## Set task
The records should be written out in full, with nothing altered.

## Records for the task
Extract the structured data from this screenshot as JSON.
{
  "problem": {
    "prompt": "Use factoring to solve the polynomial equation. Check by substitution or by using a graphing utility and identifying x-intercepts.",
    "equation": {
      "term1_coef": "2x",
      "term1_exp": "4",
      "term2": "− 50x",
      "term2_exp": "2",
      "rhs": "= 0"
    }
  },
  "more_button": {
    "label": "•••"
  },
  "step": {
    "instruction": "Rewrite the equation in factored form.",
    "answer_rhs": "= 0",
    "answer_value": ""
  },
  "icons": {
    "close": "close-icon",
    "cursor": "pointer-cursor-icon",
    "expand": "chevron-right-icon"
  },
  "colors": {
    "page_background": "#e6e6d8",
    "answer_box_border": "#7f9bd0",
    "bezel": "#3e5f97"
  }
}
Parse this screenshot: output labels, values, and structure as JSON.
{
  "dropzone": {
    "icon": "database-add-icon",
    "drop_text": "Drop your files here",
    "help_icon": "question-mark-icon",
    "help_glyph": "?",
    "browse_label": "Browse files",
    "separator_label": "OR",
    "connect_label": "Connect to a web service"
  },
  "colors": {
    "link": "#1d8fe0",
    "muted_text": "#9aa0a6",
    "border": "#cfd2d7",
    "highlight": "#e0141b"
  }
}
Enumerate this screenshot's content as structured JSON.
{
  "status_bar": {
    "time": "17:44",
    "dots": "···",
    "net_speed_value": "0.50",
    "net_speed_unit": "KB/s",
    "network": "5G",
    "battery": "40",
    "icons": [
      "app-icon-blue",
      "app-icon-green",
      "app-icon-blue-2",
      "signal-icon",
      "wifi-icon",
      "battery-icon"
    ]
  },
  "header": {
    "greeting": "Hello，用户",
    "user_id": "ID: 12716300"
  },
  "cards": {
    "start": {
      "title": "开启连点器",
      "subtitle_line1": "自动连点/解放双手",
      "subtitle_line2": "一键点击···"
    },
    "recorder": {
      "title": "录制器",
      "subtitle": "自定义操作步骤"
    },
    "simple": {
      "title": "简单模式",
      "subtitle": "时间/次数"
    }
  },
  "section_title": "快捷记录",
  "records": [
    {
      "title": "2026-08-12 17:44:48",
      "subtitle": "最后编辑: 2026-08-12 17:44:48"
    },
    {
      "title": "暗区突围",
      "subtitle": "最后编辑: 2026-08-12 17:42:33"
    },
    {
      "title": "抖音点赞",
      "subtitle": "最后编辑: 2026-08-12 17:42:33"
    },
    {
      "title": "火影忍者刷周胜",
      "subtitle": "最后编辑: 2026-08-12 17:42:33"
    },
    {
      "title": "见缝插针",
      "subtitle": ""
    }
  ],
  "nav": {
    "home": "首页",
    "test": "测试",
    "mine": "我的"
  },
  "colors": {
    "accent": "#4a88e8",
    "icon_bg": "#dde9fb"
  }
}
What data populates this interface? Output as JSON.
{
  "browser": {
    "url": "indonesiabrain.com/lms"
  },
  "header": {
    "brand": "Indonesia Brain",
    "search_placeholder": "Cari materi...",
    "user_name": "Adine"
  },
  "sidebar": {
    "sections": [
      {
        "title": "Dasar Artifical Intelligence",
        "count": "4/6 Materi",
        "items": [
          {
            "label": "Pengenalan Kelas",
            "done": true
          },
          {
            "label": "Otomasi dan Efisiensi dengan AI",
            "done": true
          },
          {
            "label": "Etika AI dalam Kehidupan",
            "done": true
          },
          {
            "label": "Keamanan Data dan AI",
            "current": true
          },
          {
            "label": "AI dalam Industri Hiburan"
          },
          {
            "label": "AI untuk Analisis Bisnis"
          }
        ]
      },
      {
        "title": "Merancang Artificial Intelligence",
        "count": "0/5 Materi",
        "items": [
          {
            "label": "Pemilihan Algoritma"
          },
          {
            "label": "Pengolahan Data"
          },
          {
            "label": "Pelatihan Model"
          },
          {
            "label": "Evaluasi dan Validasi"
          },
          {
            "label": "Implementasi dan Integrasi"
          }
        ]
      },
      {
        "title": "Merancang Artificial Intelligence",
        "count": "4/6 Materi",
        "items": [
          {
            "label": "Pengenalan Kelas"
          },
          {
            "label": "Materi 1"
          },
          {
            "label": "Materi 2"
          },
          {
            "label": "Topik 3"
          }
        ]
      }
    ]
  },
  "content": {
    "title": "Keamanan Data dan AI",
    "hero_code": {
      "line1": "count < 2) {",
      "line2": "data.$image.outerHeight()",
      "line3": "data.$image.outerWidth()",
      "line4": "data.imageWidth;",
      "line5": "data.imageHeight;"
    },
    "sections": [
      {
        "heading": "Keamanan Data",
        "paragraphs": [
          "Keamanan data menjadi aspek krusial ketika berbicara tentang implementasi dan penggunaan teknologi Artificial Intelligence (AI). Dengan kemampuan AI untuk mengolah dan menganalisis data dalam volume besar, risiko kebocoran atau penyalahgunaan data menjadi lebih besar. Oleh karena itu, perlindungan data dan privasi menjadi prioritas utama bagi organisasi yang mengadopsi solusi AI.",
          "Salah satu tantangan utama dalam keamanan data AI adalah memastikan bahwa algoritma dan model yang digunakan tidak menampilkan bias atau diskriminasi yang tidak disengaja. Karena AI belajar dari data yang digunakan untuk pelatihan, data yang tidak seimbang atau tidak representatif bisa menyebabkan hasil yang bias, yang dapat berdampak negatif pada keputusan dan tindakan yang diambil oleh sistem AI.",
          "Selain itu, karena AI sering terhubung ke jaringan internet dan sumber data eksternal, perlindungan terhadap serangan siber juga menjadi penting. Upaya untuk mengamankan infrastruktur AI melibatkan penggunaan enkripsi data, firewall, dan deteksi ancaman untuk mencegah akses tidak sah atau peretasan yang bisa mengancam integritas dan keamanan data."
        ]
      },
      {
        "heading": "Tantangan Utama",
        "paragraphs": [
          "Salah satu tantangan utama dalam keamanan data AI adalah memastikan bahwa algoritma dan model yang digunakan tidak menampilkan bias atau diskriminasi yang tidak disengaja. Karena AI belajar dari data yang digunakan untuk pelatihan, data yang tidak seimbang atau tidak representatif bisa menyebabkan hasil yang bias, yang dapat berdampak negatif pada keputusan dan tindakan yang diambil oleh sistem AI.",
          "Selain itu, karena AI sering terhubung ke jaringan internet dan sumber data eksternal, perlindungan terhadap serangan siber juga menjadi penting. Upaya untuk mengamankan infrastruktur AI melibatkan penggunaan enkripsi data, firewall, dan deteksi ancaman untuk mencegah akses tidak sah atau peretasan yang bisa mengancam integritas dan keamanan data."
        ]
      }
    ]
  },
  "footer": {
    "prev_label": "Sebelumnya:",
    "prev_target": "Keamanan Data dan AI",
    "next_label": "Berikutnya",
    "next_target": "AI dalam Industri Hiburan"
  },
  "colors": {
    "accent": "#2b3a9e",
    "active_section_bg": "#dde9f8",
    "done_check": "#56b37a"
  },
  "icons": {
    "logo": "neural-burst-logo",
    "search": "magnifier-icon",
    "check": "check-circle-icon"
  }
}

## Finished task
Extract the structured data from this screenshot as JSON.
{
  "problem": {
    "prompt": "Use factoring to solve the polynomial equation. Check by substitution or by using a graphing utility and identifying x-intercepts.",
    "equation": {
      "term1_coef": "2x",
      "term1_exp": "4",
      "term2": "− 50x",
      "term2_exp": "2",
      "rhs": "= 0"
    }
  },
  "more_button": {
    "label": "•••"
  },
  "step": {
    "instruction": "Rewrite the equation in factored form.",
    "answer_rhs": "= 0",
    "answer_value": ""
  },
  "icons": {
    "close": "close-icon",
    "cursor": "pointer-cursor-icon",
    "expand": "chevron-right-icon"
  },
  "colors": {
    "page_background": "#e6e6d8",
    "answer_box_border": "#7f9bd0",
    "bezel": "#3e5f97"
  }
}
Parse this screenshot: output labels, values, and structure as JSON.
{
  "dropzone": {
    "icon": "database-add-icon",
    "drop_text": "Drop your files here",
    "help_icon": "question-mark-icon",
    "help_glyph": "?",
    "browse_label": "Browse files",
    "separator_label": "OR",
    "connect_label": "Connect to a web service"
  },
  "colors": {
    "link": "#1d8fe0",
    "muted_text": "#9aa0a6",
    "border": "#cfd2d7",
    "highlight": "#e0141b"
  }
}
Enumerate this screenshot's content as structured JSON.
{
  "status_bar": {
    "time": "17:44",
    "dots": "···",
    "net_speed_value": "0.50",
    "net_speed_unit": "KB/s",
    "network": "5G",
    "battery": "40",
    "icons": [
      "app-icon-blue",
      "app-icon-green",
      "app-icon-blue-2",
      "signal-icon",
      "wifi-icon",
      "battery-icon"
    ]
  },
  "header": {
    "greeting": "Hello，用户",
    "user_id": "ID: 12716300"
  },
  "cards": {
    "start": {
      "title": "开启连点器",
      "subtitle_line1": "自动连点/解放双手",
      "subtitle_line2": "一键点击···"
    },
    "recorder": {
      "title": "录制器",
      "subtitle": "自定义操作步骤"
    },
    "simple": {
      "title": "简单模式",
      "subtitle": "时间/次数"
    }
  },
  "section_title": "快捷记录",
  "records": [
    {
      "title": "2026-08-12 17:44:48",
      "subtitle": "最后编辑: 2026-08-12 17:44:48"
    },
    {
      "title": "暗区突围",
      "subtitle": "最后编辑: 2026-08-12 17:42:33"
    },
    {
      "title": "抖音点赞",
      "subtitle": "最后编辑: 2026-08-12 17:42:33"
    },
    {
      "title": "火影忍者刷周胜",
      "subtitle": "最后编辑: 2026-08-12 17:42:33"
    },
    {
      "title": "见缝插针",
      "subtitle": ""
    }
  ],
  "nav": {
    "home": "首页",
    "test": "测试",
    "mine": "我的"
  },
  "colors": {
    "accent": "#4a88e8",
    "icon_bg": "#dde9fb"
  }
}
What data populates this interface? Output as JSON.
{
  "browser": {
    "url": "indonesiabrain.com/lms"
  },
  "header": {
    "brand": "Indonesia Brain",
    "search_placeholder": "Cari materi...",
    "user_name": "Adine"
  },
  "sidebar": {
    "sections": [
      {
        "title": "Dasar Artifical Intelligence",
        "count": "4/6 Materi",
        "items": [
          {
            "label": "Pengenalan Kelas",
            "done": true
          },
          {
            "label": "Otomasi dan Efisiensi dengan AI",
            "done": true
          },
          {
            "label": "Etika AI dalam Kehidupan",
            "done": true
          },
          {
            "label": "Keamanan Data dan AI",
            "current": true
          },
          {
            "label": "AI dalam Industri Hiburan"
          },
          {
            "label": "AI untuk Analisis Bisnis"
          }
        ]
      },
      {
        "title": "Merancang Artificial Intelligence",
        "count": "0/5 Materi",
        "items": [
          {
            "label": "Pemilihan Algoritma"
          },
          {
            "label": "Pengolahan Data"
          },
          {
            "label": "Pelatihan Model"
          },
          {
            "label": "Evaluasi dan Validasi"
          },
          {
            "label": "Implementasi dan Integrasi"
          }
        ]
      },
      {
        "title": "Merancang Artificial Intelligence",
        "count": "4/6 Materi",
        "items": [
          {
            "label": "Pengenalan Kelas"
          },
          {
            "label": "Materi 1"
          },
          {
            "label": "Materi 2"
          },
          {
            "label": "Topik 3"
          }
        ]
      }
    ]
  },
  "content": {
    "title": "Keamanan Data dan AI",
    "hero_code": {
      "line1": "count < 2) {",
      "line2": "data.$image.outerHeight()",
      "line3": "data.$image.outerWidth()",
      "line4": "data.imageWidth;",
      "line5": "data.imageHeight;"
    },
    "sections": [
      {
        "heading": "Keamanan Data",
        "paragraphs": [
          "Keamanan data menjadi aspek krusial ketika berbicara tentang implementasi dan penggunaan teknologi Artificial Intelligence (AI). Dengan kemampuan AI untuk mengolah dan menganalisis data dalam volume besar, risiko kebocoran atau penyalahgunaan data menjadi lebih besar. Oleh karena itu, perlindungan data dan privasi menjadi prioritas utama bagi organisasi yang mengadopsi solusi AI.",
          "Salah satu tantangan utama dalam keamanan data AI adalah memastikan bahwa algoritma dan model yang digunakan tidak menampilkan bias atau diskriminasi yang tidak disengaja. Karena AI belajar dari data yang digunakan untuk pelatihan, data yang tidak seimbang atau tidak representatif bisa menyebabkan hasil yang bias, yang dapat berdampak negatif pada keputusan dan tindakan yang diambil oleh sistem AI.",
          "Selain itu, karena AI sering terhubung ke jaringan internet dan sumber data eksternal, perlindungan terhadap serangan siber juga menjadi penting. Upaya untuk mengamankan infrastruktur AI melibatkan penggunaan enkripsi data, firewall, dan deteksi ancaman untuk mencegah akses tidak sah atau peretasan yang bisa mengancam integritas dan keamanan data."
        ]
      },
      {
        "heading": "Tantangan Utama",
        "paragraphs": [
          "Salah satu tantangan utama dalam keamanan data AI adalah memastikan bahwa algoritma dan model yang digunakan tidak menampilkan bias atau diskriminasi yang tidak disengaja. Karena AI belajar dari data yang digunakan untuk pelatihan, data yang tidak seimbang atau tidak representatif bisa menyebabkan hasil yang bias, yang dapat berdampak negatif pada keputusan dan tindakan yang diambil oleh sistem AI.",
          "Selain itu, karena AI sering terhubung ke jaringan internet dan sumber data eksternal, perlindungan terhadap serangan siber juga menjadi penting. Upaya untuk mengamankan infrastruktur AI melibatkan penggunaan enkripsi data, firewall, dan deteksi ancaman untuk mencegah akses tidak sah atau peretasan yang bisa mengancam integritas dan keamanan data."
        ]
      }
    ]
  },
  "footer": {
    "prev_label": "Sebelumnya:",
    "prev_target": "Keamanan Data dan AI",
    "next_label": "Berikutnya",
    "next_target": "AI dalam Industri Hiburan"
  },
  "colors": {
    "accent": "#2b3a9e",
    "active_section_bg": "#dde9f8",
    "done_check": "#56b37a"
  },
  "icons": {
    "logo": "neural-burst-logo",
    "search": "magnifier-icon",
    "check": "check-circle-icon"
  }
}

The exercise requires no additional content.